Count the lines in the entries below that contain the word "recording". Give only the number.

── Given records ──

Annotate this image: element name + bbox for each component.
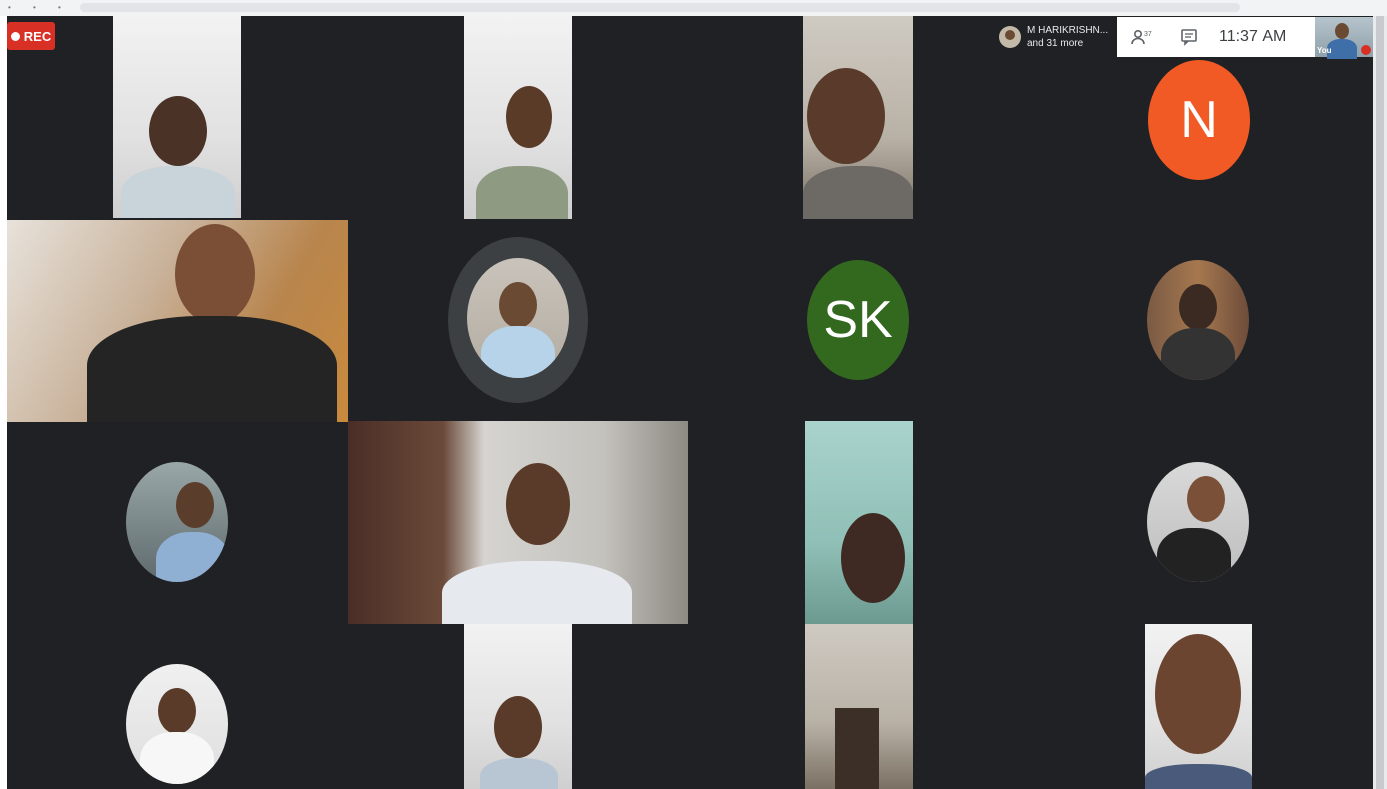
participant-body: [121, 166, 235, 218]
participant-avatar-photo[interactable]: [126, 664, 228, 784]
svg-text:37: 37: [1144, 31, 1152, 38]
participant-avatar-sk[interactable]: SK: [807, 260, 909, 380]
avatar-letter: N: [1180, 91, 1218, 149]
participant-body: [1145, 764, 1252, 789]
participant-head: [175, 224, 255, 324]
participant-head: [158, 688, 196, 734]
meeting-clock: 11:37 AM: [1219, 28, 1286, 46]
participant-head: [506, 86, 552, 148]
participant-head: [149, 96, 207, 166]
participant-body: [1161, 328, 1235, 380]
participants-summary[interactable]: M HARIKRISHN... and 31 more: [993, 17, 1117, 57]
participant-tile[interactable]: [464, 16, 572, 219]
scrollbar[interactable]: [1376, 16, 1384, 789]
meeting-grid: REC N SK M HARIKRISHN... and 31 more 37 …: [7, 16, 1373, 789]
recording-indicator: REC: [7, 22, 55, 50]
participant-body: [1157, 528, 1231, 582]
participant-head: [506, 463, 570, 545]
recording-label: REC: [23, 28, 52, 44]
participant-body: [481, 326, 555, 378]
participant-avatar-photo[interactable]: [126, 462, 228, 582]
participant-body: [140, 732, 214, 784]
participant-head: [176, 482, 214, 528]
participant-head: [1179, 284, 1217, 330]
participant-body: [803, 166, 913, 219]
participant-head: [494, 696, 542, 758]
people-icon[interactable]: 37: [1117, 17, 1165, 57]
self-view-thumbnail[interactable]: You: [1315, 17, 1373, 59]
participant-tile[interactable]: [113, 16, 241, 218]
avatar-letter: SK: [823, 291, 893, 349]
address-bar[interactable]: [80, 3, 1240, 12]
mic-off-icon: [1361, 45, 1371, 55]
self-head: [1335, 23, 1349, 39]
participant-head: [499, 282, 537, 328]
participant-head: [1187, 476, 1225, 522]
participant-avatar-photo[interactable]: [1147, 462, 1249, 582]
doorway: [835, 708, 879, 789]
participant-body: [442, 561, 632, 624]
participant-head: [807, 68, 885, 164]
record-dot-icon: [10, 31, 20, 41]
participant-avatar-photo[interactable]: [1147, 260, 1249, 380]
participant-tile-active[interactable]: [7, 220, 348, 422]
participant-tile[interactable]: [348, 421, 688, 624]
participant-tile[interactable]: [1145, 624, 1252, 789]
participant-tile[interactable]: [805, 624, 913, 789]
clock-time: 11:37: [1219, 28, 1258, 45]
meeting-top-bar: 37 11:37 AM: [1117, 17, 1315, 57]
participant-body: [480, 758, 558, 789]
chat-icon[interactable]: [1165, 17, 1213, 57]
clock-period: AM: [1262, 28, 1287, 45]
participant-tile[interactable]: [805, 421, 913, 624]
participant-avatar-photo[interactable]: [467, 258, 569, 378]
participant-body: [87, 316, 337, 422]
browser-nav-icons[interactable]: • • •: [8, 3, 71, 12]
participant-body: [476, 166, 568, 219]
participant-tile[interactable]: [464, 624, 572, 789]
participants-summary-line2: and 31 more: [1027, 38, 1084, 49]
participant-head: [1155, 634, 1241, 754]
self-label: You: [1317, 46, 1332, 55]
participants-summary-line1: M HARIKRISHN...: [1027, 25, 1109, 36]
participant-avatar-n[interactable]: N: [1148, 60, 1250, 180]
participant-head: [841, 513, 905, 603]
participant-body: [156, 532, 228, 582]
browser-toolbar: • • •: [0, 0, 1387, 16]
participant-mini-avatar: [999, 26, 1021, 48]
participant-tile[interactable]: [803, 16, 913, 219]
window-right-edge: [1373, 16, 1387, 789]
participants-summary-text: M HARIKRISHN... and 31 more: [1027, 24, 1108, 50]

───

(Exercise solution): 2